--- START Listed records ---

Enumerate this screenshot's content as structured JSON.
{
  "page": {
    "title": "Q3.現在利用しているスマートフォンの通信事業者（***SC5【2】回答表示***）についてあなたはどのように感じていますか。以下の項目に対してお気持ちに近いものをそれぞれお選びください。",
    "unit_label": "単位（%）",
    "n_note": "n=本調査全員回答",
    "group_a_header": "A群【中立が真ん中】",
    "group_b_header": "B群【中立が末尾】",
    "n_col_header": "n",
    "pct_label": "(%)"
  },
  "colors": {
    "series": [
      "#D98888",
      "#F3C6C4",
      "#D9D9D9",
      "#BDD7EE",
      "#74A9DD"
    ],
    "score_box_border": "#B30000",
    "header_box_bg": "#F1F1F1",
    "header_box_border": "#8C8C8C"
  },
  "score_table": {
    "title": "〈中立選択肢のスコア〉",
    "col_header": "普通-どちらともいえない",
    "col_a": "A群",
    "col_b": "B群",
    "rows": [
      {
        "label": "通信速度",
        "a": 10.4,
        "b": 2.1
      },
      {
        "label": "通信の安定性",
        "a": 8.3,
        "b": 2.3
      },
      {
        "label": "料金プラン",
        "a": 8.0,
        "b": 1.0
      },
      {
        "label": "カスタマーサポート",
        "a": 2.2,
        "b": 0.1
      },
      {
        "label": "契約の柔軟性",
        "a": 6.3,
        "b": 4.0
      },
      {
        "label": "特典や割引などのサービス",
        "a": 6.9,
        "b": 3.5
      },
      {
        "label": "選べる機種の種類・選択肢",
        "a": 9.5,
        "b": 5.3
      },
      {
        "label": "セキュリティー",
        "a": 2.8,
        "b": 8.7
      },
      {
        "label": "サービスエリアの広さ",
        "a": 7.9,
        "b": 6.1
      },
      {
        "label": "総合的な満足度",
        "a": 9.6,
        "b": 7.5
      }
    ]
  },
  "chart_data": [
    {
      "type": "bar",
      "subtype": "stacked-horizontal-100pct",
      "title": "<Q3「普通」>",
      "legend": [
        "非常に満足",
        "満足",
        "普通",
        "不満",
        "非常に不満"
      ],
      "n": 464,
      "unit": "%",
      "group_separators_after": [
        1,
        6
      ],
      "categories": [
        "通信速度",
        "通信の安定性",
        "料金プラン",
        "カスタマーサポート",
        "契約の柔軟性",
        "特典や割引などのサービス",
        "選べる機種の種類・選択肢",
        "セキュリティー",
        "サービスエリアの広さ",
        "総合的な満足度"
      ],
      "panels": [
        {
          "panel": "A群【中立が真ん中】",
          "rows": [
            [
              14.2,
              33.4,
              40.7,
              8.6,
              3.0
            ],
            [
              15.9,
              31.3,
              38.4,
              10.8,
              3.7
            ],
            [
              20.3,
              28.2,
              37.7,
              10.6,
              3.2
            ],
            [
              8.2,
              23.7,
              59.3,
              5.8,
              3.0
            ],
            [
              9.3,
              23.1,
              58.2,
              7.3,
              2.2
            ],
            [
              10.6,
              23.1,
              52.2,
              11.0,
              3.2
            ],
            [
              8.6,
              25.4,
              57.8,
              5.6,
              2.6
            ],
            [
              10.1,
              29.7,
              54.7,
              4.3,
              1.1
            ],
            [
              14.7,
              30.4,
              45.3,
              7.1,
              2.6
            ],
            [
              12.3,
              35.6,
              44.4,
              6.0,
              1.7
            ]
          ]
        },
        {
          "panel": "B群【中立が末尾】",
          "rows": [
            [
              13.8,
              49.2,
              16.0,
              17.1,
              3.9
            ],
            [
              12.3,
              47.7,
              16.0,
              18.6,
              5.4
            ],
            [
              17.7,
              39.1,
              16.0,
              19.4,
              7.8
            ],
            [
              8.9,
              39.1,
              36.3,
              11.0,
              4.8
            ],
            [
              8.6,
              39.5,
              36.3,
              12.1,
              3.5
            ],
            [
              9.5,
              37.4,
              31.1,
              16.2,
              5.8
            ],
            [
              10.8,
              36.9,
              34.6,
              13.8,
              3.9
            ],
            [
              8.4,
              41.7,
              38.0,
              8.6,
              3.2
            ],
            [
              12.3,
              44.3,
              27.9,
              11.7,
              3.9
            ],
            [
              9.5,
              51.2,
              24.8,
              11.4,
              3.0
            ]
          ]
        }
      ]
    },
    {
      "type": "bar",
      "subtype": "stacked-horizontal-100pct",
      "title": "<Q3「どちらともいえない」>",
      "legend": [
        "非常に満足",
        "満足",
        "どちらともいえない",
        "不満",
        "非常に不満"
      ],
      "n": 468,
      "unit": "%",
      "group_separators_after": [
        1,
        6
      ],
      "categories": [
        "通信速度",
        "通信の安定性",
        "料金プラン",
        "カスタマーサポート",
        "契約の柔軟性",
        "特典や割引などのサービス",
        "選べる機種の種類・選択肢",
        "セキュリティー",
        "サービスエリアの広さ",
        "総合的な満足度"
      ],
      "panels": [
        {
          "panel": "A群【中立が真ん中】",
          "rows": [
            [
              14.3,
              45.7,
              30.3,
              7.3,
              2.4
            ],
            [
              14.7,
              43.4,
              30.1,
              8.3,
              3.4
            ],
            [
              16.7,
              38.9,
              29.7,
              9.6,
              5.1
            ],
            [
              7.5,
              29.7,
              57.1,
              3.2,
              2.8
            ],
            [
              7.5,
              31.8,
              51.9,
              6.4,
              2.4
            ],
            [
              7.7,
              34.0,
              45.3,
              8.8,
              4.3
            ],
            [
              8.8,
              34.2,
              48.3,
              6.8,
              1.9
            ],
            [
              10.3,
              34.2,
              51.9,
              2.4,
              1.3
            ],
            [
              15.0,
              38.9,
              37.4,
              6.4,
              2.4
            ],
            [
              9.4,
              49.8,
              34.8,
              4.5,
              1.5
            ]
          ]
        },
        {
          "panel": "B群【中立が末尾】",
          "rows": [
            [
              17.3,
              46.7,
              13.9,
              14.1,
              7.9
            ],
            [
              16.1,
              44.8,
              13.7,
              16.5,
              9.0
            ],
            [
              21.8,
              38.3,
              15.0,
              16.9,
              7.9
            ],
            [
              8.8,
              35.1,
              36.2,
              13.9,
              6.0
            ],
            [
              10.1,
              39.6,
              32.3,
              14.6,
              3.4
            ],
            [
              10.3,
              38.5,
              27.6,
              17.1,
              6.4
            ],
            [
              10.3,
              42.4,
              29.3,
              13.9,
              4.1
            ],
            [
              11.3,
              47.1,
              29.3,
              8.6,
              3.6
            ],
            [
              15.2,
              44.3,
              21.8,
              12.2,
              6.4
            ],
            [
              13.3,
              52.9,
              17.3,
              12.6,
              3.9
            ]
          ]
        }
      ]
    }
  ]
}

--- END Listed records ---

# [Written instruction]
Write out every line exactly as it stands.

# [Solution to this exercise]
Enumerate this screenshot's content as structured JSON.
{
  "page": {
    "title": "Q3.現在利用しているスマートフォンの通信事業者（***SC5【2】回答表示***）についてあなたはどのように感じていますか。以下の項目に対してお気持ちに近いものをそれぞれお選びください。",
    "unit_label": "単位（%）",
    "n_note": "n=本調査全員回答",
    "group_a_header": "A群【中立が真ん中】",
    "group_b_header": "B群【中立が末尾】",
    "n_col_header": "n",
    "pct_label": "(%)"
  },
  "colors": {
    "series": [
      "#D98888",
      "#F3C6C4",
      "#D9D9D9",
      "#BDD7EE",
      "#74A9DD"
    ],
    "score_box_border": "#B30000",
    "header_box_bg": "#F1F1F1",
    "header_box_border": "#8C8C8C"
  },
  "score_table": {
    "title": "〈中立選択肢のスコア〉",
    "col_header": "普通-どちらともいえない",
    "col_a": "A群",
    "col_b": "B群",
    "rows": [
      {
        "label": "通信速度",
        "a": 10.4,
        "b": 2.1
      },
      {
        "label": "通信の安定性",
        "a": 8.3,
        "b": 2.3
      },
      {
        "label": "料金プラン",
        "a": 8.0,
        "b": 1.0
      },
      {
        "label": "カスタマーサポート",
        "a": 2.2,
        "b": 0.1
      },
      {
        "label": "契約の柔軟性",
        "a": 6.3,
        "b": 4.0
      },
      {
        "label": "特典や割引などのサービス",
        "a": 6.9,
        "b": 3.5
      },
      {
        "label": "選べる機種の種類・選択肢",
        "a": 9.5,
        "b": 5.3
      },
      {
        "label": "セキュリティー",
        "a": 2.8,
        "b": 8.7
      },
      {
        "label": "サービスエリアの広さ",
        "a": 7.9,
        "b": 6.1
      },
      {
        "label": "総合的な満足度",
        "a": 9.6,
        "b": 7.5
      }
    ]
  },
  "chart_data": [
    {
      "type": "bar",
      "subtype": "stacked-horizontal-100pct",
      "title": "<Q3「普通」>",
      "legend": [
        "非常に満足",
        "満足",
        "普通",
        "不満",
        "非常に不満"
      ],
      "n": 464,
      "unit": "%",
      "group_separators_after": [
        1,
        6
      ],
      "categories": [
        "通信速度",
        "通信の安定性",
        "料金プラン",
        "カスタマーサポート",
        "契約の柔軟性",
        "特典や割引などのサービス",
        "選べる機種の種類・選択肢",
        "セキュリティー",
        "サービスエリアの広さ",
        "総合的な満足度"
      ],
      "panels": [
        {
          "panel": "A群【中立が真ん中】",
          "rows": [
            [
              14.2,
              33.4,
              40.7,
              8.6,
              3.0
            ],
            [
              15.9,
              31.3,
              38.4,
              10.8,
              3.7
            ],
            [
              20.3,
              28.2,
              37.7,
              10.6,
              3.2
            ],
            [
              8.2,
              23.7,
              59.3,
              5.8,
              3.0
            ],
            [
              9.3,
              23.1,
              58.2,
              7.3,
              2.2
            ],
            [
              10.6,
              23.1,
              52.2,
              11.0,
              3.2
            ],
            [
              8.6,
              25.4,
              57.8,
              5.6,
              2.6
            ],
            [
              10.1,
              29.7,
              54.7,
              4.3,
              1.1
            ],
            [
              14.7,
              30.4,
              45.3,
              7.1,
              2.6
            ],
            [
              12.3,
              35.6,
              44.4,
              6.0,
              1.7
            ]
          ]
        },
        {
          "panel": "B群【中立が末尾】",
          "rows": [
            [
              13.8,
              49.2,
              16.0,
              17.1,
              3.9
            ],
            [
              12.3,
              47.7,
              16.0,
              18.6,
              5.4
            ],
            [
              17.7,
              39.1,
              16.0,
              19.4,
              7.8
            ],
            [
              8.9,
              39.1,
              36.3,
              11.0,
              4.8
            ],
            [
              8.6,
              39.5,
              36.3,
              12.1,
              3.5
            ],
            [
              9.5,
              37.4,
              31.1,
              16.2,
              5.8
            ],
            [
              10.8,
              36.9,
              34.6,
              13.8,
              3.9
            ],
            [
              8.4,
              41.7,
              38.0,
              8.6,
              3.2
            ],
            [
              12.3,
              44.3,
              27.9,
              11.7,
              3.9
            ],
            [
              9.5,
              51.2,
              24.8,
              11.4,
              3.0
            ]
          ]
        }
      ]
    },
    {
      "type": "bar",
      "subtype": "stacked-horizontal-100pct",
      "title": "<Q3「どちらともいえない」>",
      "legend": [
        "非常に満足",
        "満足",
        "どちらともいえない",
        "不満",
        "非常に不満"
      ],
      "n": 468,
      "unit": "%",
      "group_separators_after": [
        1,
        6
      ],
      "categories": [
        "通信速度",
        "通信の安定性",
        "料金プラン",
        "カスタマーサポート",
        "契約の柔軟性",
        "特典や割引などのサービス",
        "選べる機種の種類・選択肢",
        "セキュリティー",
        "サービスエリアの広さ",
        "総合的な満足度"
      ],
      "panels": [
        {
          "panel": "A群【中立が真ん中】",
          "rows": [
            [
              14.3,
              45.7,
              30.3,
              7.3,
              2.4
            ],
            [
              14.7,
              43.4,
              30.1,
              8.3,
              3.4
            ],
            [
              16.7,
              38.9,
              29.7,
              9.6,
              5.1
            ],
            [
              7.5,
              29.7,
              57.1,
              3.2,
              2.8
            ],
            [
              7.5,
              31.8,
              51.9,
              6.4,
              2.4
            ],
            [
              7.7,
              34.0,
              45.3,
              8.8,
              4.3
            ],
            [
              8.8,
              34.2,
              48.3,
              6.8,
              1.9
            ],
            [
              10.3,
              34.2,
              51.9,
              2.4,
              1.3
            ],
            [
              15.0,
              38.9,
              37.4,
              6.4,
              2.4
            ],
            [
              9.4,
              49.8,
              34.8,
              4.5,
              1.5
            ]
          ]
        },
        {
          "panel": "B群【中立が末尾】",
          "rows": [
            [
              17.3,
              46.7,
              13.9,
              14.1,
              7.9
            ],
            [
              16.1,
              44.8,
              13.7,
              16.5,
              9.0
            ],
            [
              21.8,
              38.3,
              15.0,
              16.9,
              7.9
            ],
            [
              8.8,
              35.1,
              36.2,
              13.9,
              6.0
            ],
            [
              10.1,
              39.6,
              32.3,
              14.6,
              3.4
            ],
            [
              10.3,
              38.5,
              27.6,
              17.1,
              6.4
            ],
            [
              10.3,
              42.4,
              29.3,
              13.9,
              4.1
            ],
            [
              11.3,
              47.1,
              29.3,
              8.6,
              3.6
            ],
            [
              15.2,
              44.3,
              21.8,
              12.2,
              6.4
            ],
            [
              13.3,
              52.9,
              17.3,
              12.6,
              3.9
            ]
          ]
        }
      ]
    }
  ]
}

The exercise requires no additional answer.